* _Records shown_
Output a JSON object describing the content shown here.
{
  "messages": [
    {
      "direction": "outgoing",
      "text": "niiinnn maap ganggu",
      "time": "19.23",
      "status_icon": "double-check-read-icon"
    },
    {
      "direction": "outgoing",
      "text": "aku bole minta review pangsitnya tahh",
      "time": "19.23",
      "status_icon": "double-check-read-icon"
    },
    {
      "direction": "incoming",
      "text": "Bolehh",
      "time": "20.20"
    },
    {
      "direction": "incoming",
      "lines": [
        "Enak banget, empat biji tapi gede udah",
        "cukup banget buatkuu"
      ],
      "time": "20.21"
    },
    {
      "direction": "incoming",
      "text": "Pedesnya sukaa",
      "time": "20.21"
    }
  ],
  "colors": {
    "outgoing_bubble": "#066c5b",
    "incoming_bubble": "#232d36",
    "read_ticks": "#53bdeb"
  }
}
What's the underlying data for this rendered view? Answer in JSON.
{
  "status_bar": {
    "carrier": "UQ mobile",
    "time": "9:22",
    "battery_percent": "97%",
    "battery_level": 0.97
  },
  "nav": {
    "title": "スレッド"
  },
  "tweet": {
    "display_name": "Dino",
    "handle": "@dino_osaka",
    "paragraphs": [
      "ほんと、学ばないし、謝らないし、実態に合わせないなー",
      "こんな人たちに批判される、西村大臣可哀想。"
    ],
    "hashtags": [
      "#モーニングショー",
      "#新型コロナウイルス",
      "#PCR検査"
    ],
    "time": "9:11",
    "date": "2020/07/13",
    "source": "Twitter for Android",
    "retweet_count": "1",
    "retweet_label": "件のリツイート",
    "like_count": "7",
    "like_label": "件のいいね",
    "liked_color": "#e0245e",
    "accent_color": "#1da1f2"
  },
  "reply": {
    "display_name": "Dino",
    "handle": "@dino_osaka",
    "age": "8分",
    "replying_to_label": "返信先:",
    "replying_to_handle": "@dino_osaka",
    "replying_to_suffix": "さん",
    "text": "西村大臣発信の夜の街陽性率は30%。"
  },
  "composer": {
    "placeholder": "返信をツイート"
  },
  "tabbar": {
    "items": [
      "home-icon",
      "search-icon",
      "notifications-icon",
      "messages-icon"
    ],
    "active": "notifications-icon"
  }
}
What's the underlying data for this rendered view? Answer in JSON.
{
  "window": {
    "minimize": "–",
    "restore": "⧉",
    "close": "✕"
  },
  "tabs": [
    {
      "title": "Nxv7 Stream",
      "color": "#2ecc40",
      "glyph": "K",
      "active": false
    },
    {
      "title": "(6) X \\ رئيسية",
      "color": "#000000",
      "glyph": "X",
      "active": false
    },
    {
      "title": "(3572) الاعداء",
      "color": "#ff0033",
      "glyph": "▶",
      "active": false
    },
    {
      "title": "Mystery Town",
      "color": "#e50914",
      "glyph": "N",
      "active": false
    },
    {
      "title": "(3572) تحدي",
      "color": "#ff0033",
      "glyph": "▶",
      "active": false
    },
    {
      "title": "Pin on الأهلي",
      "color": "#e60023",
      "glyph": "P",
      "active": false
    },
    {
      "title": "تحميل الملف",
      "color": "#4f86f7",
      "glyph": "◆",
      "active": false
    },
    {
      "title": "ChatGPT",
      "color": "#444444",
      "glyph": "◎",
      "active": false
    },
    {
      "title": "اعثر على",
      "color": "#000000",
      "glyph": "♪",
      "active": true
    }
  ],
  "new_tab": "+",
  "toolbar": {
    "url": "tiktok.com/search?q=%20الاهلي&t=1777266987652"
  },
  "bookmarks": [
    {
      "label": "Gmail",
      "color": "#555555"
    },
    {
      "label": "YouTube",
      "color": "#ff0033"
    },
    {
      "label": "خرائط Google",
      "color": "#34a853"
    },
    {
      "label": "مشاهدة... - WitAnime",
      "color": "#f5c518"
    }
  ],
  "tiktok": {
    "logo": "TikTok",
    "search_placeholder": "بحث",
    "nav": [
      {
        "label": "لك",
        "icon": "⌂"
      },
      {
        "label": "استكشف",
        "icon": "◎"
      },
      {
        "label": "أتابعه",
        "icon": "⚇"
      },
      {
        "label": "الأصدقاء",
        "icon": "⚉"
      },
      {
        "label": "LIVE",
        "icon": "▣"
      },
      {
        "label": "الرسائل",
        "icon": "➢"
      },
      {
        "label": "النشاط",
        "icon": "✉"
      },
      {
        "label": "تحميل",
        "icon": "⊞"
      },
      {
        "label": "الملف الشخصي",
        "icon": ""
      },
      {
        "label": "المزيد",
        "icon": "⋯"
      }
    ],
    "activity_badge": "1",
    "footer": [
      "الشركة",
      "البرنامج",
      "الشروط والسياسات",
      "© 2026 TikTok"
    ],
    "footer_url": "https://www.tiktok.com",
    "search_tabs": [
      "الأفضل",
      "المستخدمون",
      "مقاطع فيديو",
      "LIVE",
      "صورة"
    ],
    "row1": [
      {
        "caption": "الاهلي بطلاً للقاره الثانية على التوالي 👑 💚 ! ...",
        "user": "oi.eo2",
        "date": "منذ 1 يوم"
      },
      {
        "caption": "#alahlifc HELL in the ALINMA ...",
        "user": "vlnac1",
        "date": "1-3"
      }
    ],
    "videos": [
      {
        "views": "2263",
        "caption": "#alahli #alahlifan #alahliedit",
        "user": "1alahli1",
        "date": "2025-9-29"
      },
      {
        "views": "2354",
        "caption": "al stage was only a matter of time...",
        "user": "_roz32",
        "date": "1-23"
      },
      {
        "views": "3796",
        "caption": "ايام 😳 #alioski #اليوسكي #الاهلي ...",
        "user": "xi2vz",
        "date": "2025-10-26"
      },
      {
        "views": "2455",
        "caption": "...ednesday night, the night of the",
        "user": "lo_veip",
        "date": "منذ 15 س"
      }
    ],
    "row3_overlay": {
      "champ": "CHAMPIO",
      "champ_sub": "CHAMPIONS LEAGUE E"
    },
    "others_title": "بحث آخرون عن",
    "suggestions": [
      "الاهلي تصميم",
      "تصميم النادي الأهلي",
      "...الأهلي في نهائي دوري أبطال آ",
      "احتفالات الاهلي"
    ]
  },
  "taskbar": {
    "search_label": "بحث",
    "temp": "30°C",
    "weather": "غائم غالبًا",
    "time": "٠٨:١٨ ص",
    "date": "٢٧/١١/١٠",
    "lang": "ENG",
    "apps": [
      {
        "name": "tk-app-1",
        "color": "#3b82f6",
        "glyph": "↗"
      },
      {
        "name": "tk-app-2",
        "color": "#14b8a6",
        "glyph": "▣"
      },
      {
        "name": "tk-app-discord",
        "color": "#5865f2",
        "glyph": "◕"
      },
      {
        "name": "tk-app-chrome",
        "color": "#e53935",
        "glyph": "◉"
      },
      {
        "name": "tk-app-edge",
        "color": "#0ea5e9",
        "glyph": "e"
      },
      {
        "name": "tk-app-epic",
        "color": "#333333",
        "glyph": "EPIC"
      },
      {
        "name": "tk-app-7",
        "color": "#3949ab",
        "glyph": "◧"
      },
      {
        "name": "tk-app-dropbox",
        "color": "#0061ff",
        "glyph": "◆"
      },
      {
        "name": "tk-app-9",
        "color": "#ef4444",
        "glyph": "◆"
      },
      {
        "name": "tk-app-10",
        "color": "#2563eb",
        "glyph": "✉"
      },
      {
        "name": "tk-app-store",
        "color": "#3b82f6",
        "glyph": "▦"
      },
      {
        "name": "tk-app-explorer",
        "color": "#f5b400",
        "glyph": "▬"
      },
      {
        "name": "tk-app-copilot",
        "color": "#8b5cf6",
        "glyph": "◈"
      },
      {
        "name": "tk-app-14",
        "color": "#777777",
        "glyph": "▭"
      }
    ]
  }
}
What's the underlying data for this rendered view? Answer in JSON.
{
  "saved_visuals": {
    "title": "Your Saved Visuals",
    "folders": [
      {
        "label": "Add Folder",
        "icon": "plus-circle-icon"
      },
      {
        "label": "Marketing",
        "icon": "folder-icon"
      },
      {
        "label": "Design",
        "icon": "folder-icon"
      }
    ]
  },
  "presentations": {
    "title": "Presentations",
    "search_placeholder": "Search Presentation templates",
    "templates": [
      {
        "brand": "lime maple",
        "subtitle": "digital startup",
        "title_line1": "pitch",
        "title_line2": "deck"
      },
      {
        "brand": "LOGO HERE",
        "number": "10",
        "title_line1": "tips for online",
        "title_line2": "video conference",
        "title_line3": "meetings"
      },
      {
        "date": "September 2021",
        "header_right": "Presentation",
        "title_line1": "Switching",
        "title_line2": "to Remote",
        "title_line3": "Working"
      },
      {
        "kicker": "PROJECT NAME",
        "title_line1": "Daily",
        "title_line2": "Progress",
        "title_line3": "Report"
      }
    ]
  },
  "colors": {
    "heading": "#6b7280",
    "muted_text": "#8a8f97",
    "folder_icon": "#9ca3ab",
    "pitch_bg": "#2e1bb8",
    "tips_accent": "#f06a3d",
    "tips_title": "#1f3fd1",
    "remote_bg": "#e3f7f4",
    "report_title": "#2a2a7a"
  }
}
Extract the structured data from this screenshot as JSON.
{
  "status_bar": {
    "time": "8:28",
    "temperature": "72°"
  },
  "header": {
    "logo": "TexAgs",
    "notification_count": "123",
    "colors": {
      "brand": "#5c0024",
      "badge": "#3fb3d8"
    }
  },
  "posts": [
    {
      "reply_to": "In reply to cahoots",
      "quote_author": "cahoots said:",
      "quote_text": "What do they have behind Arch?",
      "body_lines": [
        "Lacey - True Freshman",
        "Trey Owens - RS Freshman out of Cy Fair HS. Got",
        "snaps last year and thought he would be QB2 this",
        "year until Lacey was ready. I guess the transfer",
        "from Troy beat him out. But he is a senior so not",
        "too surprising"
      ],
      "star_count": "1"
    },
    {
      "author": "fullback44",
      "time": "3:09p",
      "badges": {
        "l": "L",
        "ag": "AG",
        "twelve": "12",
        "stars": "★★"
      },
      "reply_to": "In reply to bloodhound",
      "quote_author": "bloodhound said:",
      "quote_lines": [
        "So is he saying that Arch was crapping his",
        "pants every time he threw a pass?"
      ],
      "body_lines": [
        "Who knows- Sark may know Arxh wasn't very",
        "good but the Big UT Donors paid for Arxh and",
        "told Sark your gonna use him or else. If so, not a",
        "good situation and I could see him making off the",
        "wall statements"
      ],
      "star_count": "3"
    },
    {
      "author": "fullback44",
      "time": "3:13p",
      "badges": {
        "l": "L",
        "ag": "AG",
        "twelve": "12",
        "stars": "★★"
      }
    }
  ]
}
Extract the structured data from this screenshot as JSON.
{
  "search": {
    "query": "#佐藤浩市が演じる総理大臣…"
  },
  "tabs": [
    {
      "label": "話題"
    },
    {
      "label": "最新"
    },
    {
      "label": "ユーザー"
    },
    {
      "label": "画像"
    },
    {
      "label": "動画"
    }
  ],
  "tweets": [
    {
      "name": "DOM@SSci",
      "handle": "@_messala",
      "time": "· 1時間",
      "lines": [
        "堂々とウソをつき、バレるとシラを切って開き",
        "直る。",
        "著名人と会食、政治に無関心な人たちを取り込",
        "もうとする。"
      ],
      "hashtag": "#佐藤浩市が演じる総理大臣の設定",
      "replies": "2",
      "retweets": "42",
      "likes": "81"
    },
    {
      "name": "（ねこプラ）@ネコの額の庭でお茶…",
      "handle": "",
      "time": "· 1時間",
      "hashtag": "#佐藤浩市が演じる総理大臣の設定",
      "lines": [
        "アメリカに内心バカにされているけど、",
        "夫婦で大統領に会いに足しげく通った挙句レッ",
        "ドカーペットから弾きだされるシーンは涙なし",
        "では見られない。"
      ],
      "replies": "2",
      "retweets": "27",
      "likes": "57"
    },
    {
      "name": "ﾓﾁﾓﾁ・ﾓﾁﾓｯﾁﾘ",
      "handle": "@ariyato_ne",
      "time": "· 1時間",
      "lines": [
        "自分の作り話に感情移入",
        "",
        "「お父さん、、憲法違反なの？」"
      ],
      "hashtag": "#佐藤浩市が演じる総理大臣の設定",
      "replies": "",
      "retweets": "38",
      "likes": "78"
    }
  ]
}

* _Work to complete_
Check every line of the data, and copy the ones that contain "Freshman".

* _The reply_
        "Lacey - True Freshman",
        "Trey Owens - RS Freshman out of Cy Fair HS. Got",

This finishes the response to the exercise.